Source data:
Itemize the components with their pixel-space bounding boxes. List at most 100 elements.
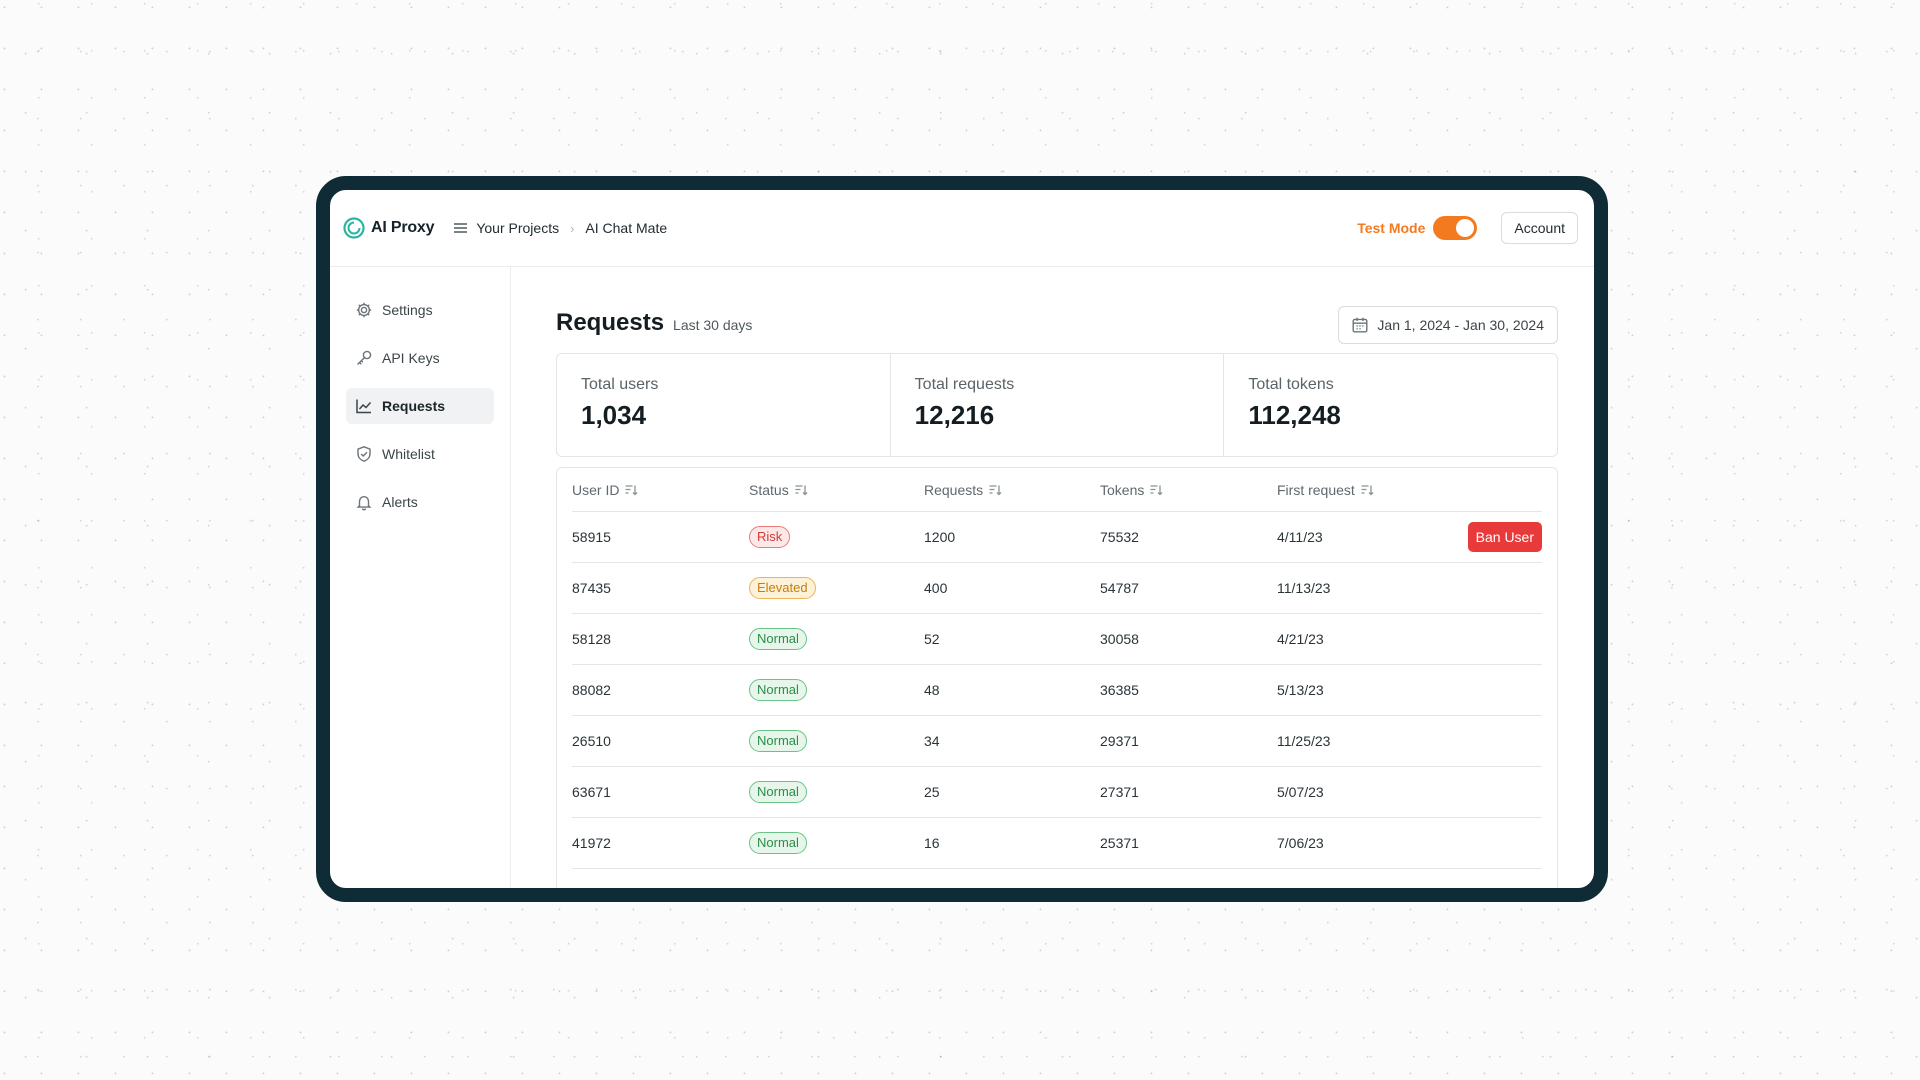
- stat-label: Total requests: [914, 376, 1015, 393]
- status-badge: Elevated: [749, 577, 816, 599]
- table-row[interactable]: 87435 Elevated 400 54787 11/13/23: [572, 563, 1542, 614]
- page-subtitle: Last 30 days: [673, 317, 753, 333]
- sidebar-item-label: Whitelist: [382, 446, 435, 462]
- cell-user-id: 87435: [572, 580, 611, 596]
- sort-icon[interactable]: [624, 483, 638, 497]
- sidebar-item-settings[interactable]: Settings: [346, 292, 494, 328]
- sidebar-item-alerts[interactable]: Alerts: [346, 484, 494, 520]
- breadcrumb-projects[interactable]: Your Projects: [476, 220, 560, 236]
- status-badge: Normal: [749, 628, 807, 650]
- stat-total-tokens: Total tokens 112,248: [1223, 354, 1557, 456]
- chevron-right-icon: ›: [570, 220, 575, 236]
- cell-requests: 52: [924, 631, 940, 647]
- column-label: Requests: [924, 481, 984, 498]
- app-logo[interactable]: AI Proxy: [343, 217, 435, 239]
- sidebar-item-api-keys[interactable]: API Keys: [346, 340, 494, 376]
- cell-tokens: 29371: [1100, 733, 1139, 749]
- stats-cards: Total users 1,034 Total requests 12,216 …: [556, 353, 1558, 457]
- table-row[interactable]: 58128 Normal 52 30058 4/21/23: [572, 614, 1542, 665]
- column-header-user-id[interactable]: User ID: [572, 482, 749, 498]
- page-header: Requests Last 30 days: [556, 309, 752, 337]
- sidebar-item-whitelist[interactable]: Whitelist: [346, 436, 494, 472]
- cell-requests: 48: [924, 682, 940, 698]
- cell-user-id: 63671: [572, 784, 611, 800]
- top-bar: AI Proxy Your Projects › AI Chat Mate Te…: [330, 190, 1594, 267]
- status-badge: Risk: [749, 526, 791, 548]
- sort-icon[interactable]: [988, 483, 1002, 497]
- cell-status: Normal: [749, 628, 924, 650]
- breadcrumb: Your Projects › AI Chat Mate: [454, 220, 667, 236]
- column-header-status[interactable]: Status: [749, 482, 924, 498]
- column-label: Status: [749, 481, 789, 498]
- gear-icon: [355, 301, 373, 319]
- sort-icon[interactable]: [794, 483, 808, 497]
- sidebar-item-label: Requests: [382, 398, 446, 414]
- cell-requests: 16: [924, 835, 940, 851]
- stat-label: Total tokens: [1248, 376, 1334, 393]
- cell-first-request: 11/13/23: [1277, 580, 1331, 596]
- table-row[interactable]: 41972 Normal 16 25371 7/06/23: [572, 818, 1542, 869]
- menu-icon[interactable]: [454, 221, 468, 236]
- sidebar-item-requests[interactable]: Requests: [346, 388, 494, 424]
- column-header-tokens[interactable]: Tokens: [1100, 482, 1277, 498]
- cell-tokens: 25371: [1100, 835, 1139, 851]
- test-mode-label: Test Mode: [1357, 220, 1426, 236]
- account-button[interactable]: Account: [1501, 212, 1578, 244]
- cell-actions: Ban User: [1437, 522, 1542, 552]
- column-header-first-request[interactable]: First request: [1277, 482, 1437, 498]
- sidebar-item-label: Settings: [382, 302, 433, 318]
- cell-status: Elevated: [749, 577, 924, 599]
- sort-icon[interactable]: [1149, 483, 1163, 497]
- cell-tokens: 36385: [1100, 682, 1139, 698]
- stat-value: 12,216: [914, 400, 995, 430]
- cell-first-request: 7/06/23: [1277, 835, 1324, 851]
- shield-check-icon: [355, 445, 373, 463]
- ban-user-button[interactable]: Ban User: [1467, 522, 1542, 552]
- column-label: User ID: [572, 481, 620, 498]
- stat-value: 112,248: [1248, 400, 1341, 430]
- sort-icon[interactable]: [1360, 483, 1374, 497]
- cell-tokens: 75532: [1100, 529, 1139, 545]
- cell-first-request: 4/21/23: [1277, 631, 1324, 647]
- cell-first-request: 5/13/23: [1277, 682, 1324, 698]
- stat-value: 1,034: [581, 400, 647, 430]
- cell-first-request: 11/25/23: [1277, 733, 1331, 749]
- table-row[interactable]: 63671 Normal 25 27371 5/07/23: [572, 767, 1542, 818]
- cell-requests: 25: [924, 784, 940, 800]
- stat-total-requests: Total requests 12,216: [889, 354, 1224, 456]
- cell-requests: 1200: [924, 529, 956, 545]
- chart-line-icon: [355, 397, 373, 415]
- cell-first-request: 5/07/23: [1277, 784, 1324, 800]
- column-header-requests[interactable]: Requests: [924, 482, 1100, 498]
- cell-status: Risk: [749, 526, 924, 548]
- cell-user-id: 41972: [572, 835, 611, 851]
- logo-icon: [343, 217, 365, 239]
- sidebar-item-label: API Keys: [382, 350, 440, 366]
- top-actions: Test Mode Account: [1357, 212, 1578, 244]
- table-row[interactable]: 58915 Risk 1200 75532 4/11/23 Ban User: [572, 512, 1542, 563]
- cell-tokens: 27371: [1100, 784, 1139, 800]
- breadcrumb-current-project[interactable]: AI Chat Mate: [585, 220, 668, 236]
- stat-label: Total users: [581, 376, 659, 393]
- table-header: User ID Status Requests Tokens First req…: [572, 468, 1542, 512]
- bell-icon: [355, 493, 373, 511]
- date-range-picker[interactable]: Jan 1, 2024 - Jan 30, 2024: [1338, 306, 1558, 344]
- app-name: AI Proxy: [371, 219, 435, 236]
- column-label: Tokens: [1100, 481, 1145, 498]
- requests-table: User ID Status Requests Tokens First req…: [556, 467, 1558, 888]
- table-row[interactable]: 88082 Normal 48 36385 5/13/23: [572, 665, 1542, 716]
- cell-requests: 34: [924, 733, 940, 749]
- date-range-value: Jan 1, 2024 - Jan 30, 2024: [1377, 317, 1544, 333]
- status-badge: Normal: [749, 730, 807, 752]
- cell-status: Normal: [749, 730, 924, 752]
- table-row[interactable]: 26510 Normal 34 29371 11/25/23: [572, 716, 1542, 767]
- app-window: AI Proxy Your Projects › AI Chat Mate Te…: [316, 176, 1608, 902]
- stat-total-users: Total users 1,034: [557, 354, 890, 456]
- toggle-knob: [1456, 219, 1475, 237]
- calendar-icon: [1351, 316, 1369, 334]
- cell-requests: 400: [924, 580, 948, 596]
- test-mode-toggle[interactable]: [1433, 216, 1478, 240]
- cell-tokens: 30058: [1100, 631, 1139, 647]
- sidebar: Settings API Keys Requests: [330, 267, 511, 888]
- cell-status: Normal: [749, 781, 924, 803]
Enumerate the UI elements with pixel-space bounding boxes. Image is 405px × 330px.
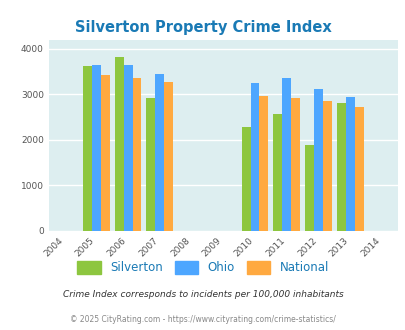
Bar	[322, 101, 331, 231]
Bar	[115, 57, 124, 231]
Bar	[250, 83, 259, 231]
Bar	[336, 103, 345, 231]
Bar	[313, 89, 322, 231]
Bar	[83, 66, 92, 231]
Legend: Silverton, Ohio, National: Silverton, Ohio, National	[72, 257, 333, 279]
Bar	[259, 96, 268, 231]
Bar	[273, 114, 281, 231]
Bar	[305, 145, 313, 231]
Bar	[132, 78, 141, 231]
Bar	[92, 65, 100, 231]
Text: Crime Index corresponds to incidents per 100,000 inhabitants: Crime Index corresponds to incidents per…	[62, 290, 343, 299]
Bar	[124, 65, 132, 231]
Bar	[281, 78, 290, 231]
Bar	[146, 98, 155, 231]
Bar	[241, 127, 250, 231]
Text: © 2025 CityRating.com - https://www.cityrating.com/crime-statistics/: © 2025 CityRating.com - https://www.city…	[70, 315, 335, 324]
Bar	[345, 97, 354, 231]
Bar	[155, 74, 164, 231]
Bar	[290, 98, 299, 231]
Bar	[164, 82, 173, 231]
Bar	[100, 75, 109, 231]
Bar	[354, 107, 363, 231]
Text: Silverton Property Crime Index: Silverton Property Crime Index	[75, 20, 330, 35]
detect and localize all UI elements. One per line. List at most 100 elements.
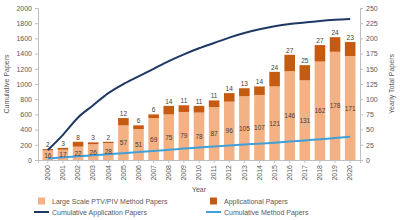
tick: 125 — [360, 81, 378, 88]
data-label: 11 — [196, 98, 203, 105]
bar — [118, 125, 129, 160]
tick-label: 2020 — [346, 165, 353, 181]
tick: 75 — [360, 111, 374, 118]
data-label: 178 — [330, 102, 341, 109]
tick-mark — [35, 69, 38, 70]
data-label: 22 — [74, 150, 82, 157]
tick: 2010 — [195, 160, 202, 181]
tick-label: 0 — [366, 157, 370, 164]
tick-label: 2000 — [44, 165, 51, 181]
data-label: 171 — [345, 105, 356, 112]
tick-label: 125 — [366, 81, 378, 88]
bar — [73, 147, 84, 160]
tick-label: 2004 — [105, 165, 112, 181]
data-label: 96 — [226, 127, 234, 134]
tick: 2009 — [180, 160, 187, 181]
tick: 2017 — [301, 160, 308, 181]
data-label: 16 — [44, 152, 52, 159]
tick-mark — [199, 160, 200, 163]
tick-mark — [360, 99, 363, 100]
bar — [209, 100, 220, 107]
tick: 2002 — [74, 160, 81, 181]
tick-mark — [360, 54, 363, 55]
tick-mark — [35, 8, 38, 9]
tick-label: 1200 — [16, 66, 32, 73]
tick: 2001 — [59, 160, 66, 181]
bar — [58, 148, 69, 150]
bar — [179, 105, 190, 112]
bar — [163, 114, 174, 160]
legend-swatch — [38, 198, 45, 205]
data-label: 8 — [76, 134, 80, 141]
tick-label: 2010 — [195, 165, 202, 181]
tick-label: 2005 — [120, 165, 127, 181]
tick: 200 — [20, 142, 38, 149]
tick: 2016 — [286, 160, 293, 181]
data-label: 78 — [195, 133, 203, 140]
bar — [163, 106, 174, 115]
tick-label: 400 — [20, 126, 32, 133]
tick: 1800 — [16, 20, 38, 27]
tick: 200 — [360, 35, 378, 42]
tick-mark — [350, 160, 351, 163]
line — [48, 19, 350, 150]
tick: 2015 — [271, 160, 278, 181]
tick: 0 — [360, 157, 370, 164]
tick: 2003 — [89, 160, 96, 181]
x-axis-line — [39, 161, 361, 164]
tick: 2012 — [225, 160, 232, 181]
tick: 50 — [360, 126, 374, 133]
bar — [284, 55, 295, 71]
tick-mark — [259, 160, 260, 163]
tick-label: 75 — [366, 111, 374, 118]
bar — [269, 86, 280, 160]
tick: 250 — [360, 5, 378, 12]
tick: 2006 — [135, 160, 142, 181]
y2-axis: 0255075100125150175200225250 — [360, 5, 378, 164]
tick-label: 1800 — [16, 20, 32, 27]
tick: 1200 — [16, 66, 38, 73]
data-label: 131 — [299, 117, 310, 124]
tick-mark — [274, 160, 275, 163]
bar — [345, 42, 356, 56]
bar — [194, 106, 205, 113]
data-label: 162 — [315, 107, 326, 114]
tick-mark — [35, 38, 38, 39]
tick-mark — [78, 160, 79, 163]
tick-label: 200 — [366, 35, 378, 42]
tick-label: 100 — [366, 96, 378, 103]
tick-label: 2011 — [210, 165, 217, 180]
tick-label: 1000 — [16, 81, 32, 88]
tick-mark — [35, 114, 38, 115]
tick-mark — [35, 23, 38, 24]
y-axis-title: Cumulative Papers — [3, 54, 11, 114]
tick-mark — [35, 130, 38, 131]
tick: 2020 — [346, 160, 353, 181]
data-label: 12 — [120, 110, 128, 117]
tick-label: 50 — [366, 126, 374, 133]
tick: 1400 — [16, 50, 38, 57]
data-label: 51 — [135, 141, 143, 148]
tick-mark — [35, 84, 38, 85]
tick-label: 2014 — [256, 165, 263, 181]
tick: 1000 — [16, 81, 38, 88]
tick-label: 2009 — [180, 165, 187, 181]
tick-mark — [35, 54, 38, 55]
data-label: 87 — [211, 130, 219, 137]
tick-mark — [35, 99, 38, 100]
tick-mark — [168, 160, 169, 163]
tick-label: 800 — [20, 96, 32, 103]
data-label: 105 — [239, 125, 250, 132]
legend: Large Scale PTV/PIV Method PapersApplica… — [34, 198, 309, 217]
bar — [330, 37, 341, 52]
data-label: 17 — [59, 151, 67, 158]
tick-mark — [360, 84, 363, 85]
tick: 2013 — [241, 160, 248, 181]
tick-mark — [47, 160, 48, 163]
bar — [254, 86, 265, 95]
tick: 2004 — [105, 160, 112, 181]
bar — [315, 45, 326, 61]
data-label: 24 — [271, 64, 279, 71]
data-label: 27 — [316, 37, 324, 44]
tick-mark — [153, 160, 154, 163]
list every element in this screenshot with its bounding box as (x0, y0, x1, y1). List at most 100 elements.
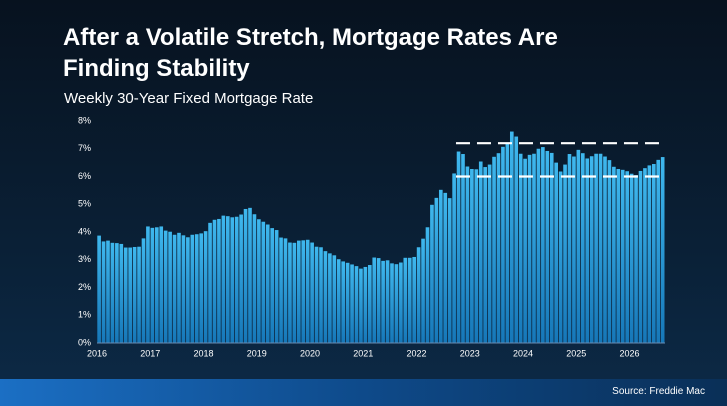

The problem:
Copy out unchanged the lines of the source data between the line containing "tick: 125 — [360, 81, 378, 88]" and the line containing "tick-label: 0 — [366, 157, 370, 164]", both included.

Result for this task:
tick: 125 — [360, 81, 378, 88]
data-label: 11 — [196, 98, 203, 105]
bar — [118, 125, 129, 160]
tick-label: 2020 — [346, 165, 353, 181]
tick: 75 — [360, 111, 374, 118]
data-label: 178 — [330, 102, 341, 109]
tick-mark — [35, 69, 38, 70]
data-label: 22 — [74, 150, 82, 157]
tick: 2010 — [195, 160, 202, 181]
tick-label: 0 — [366, 157, 370, 164]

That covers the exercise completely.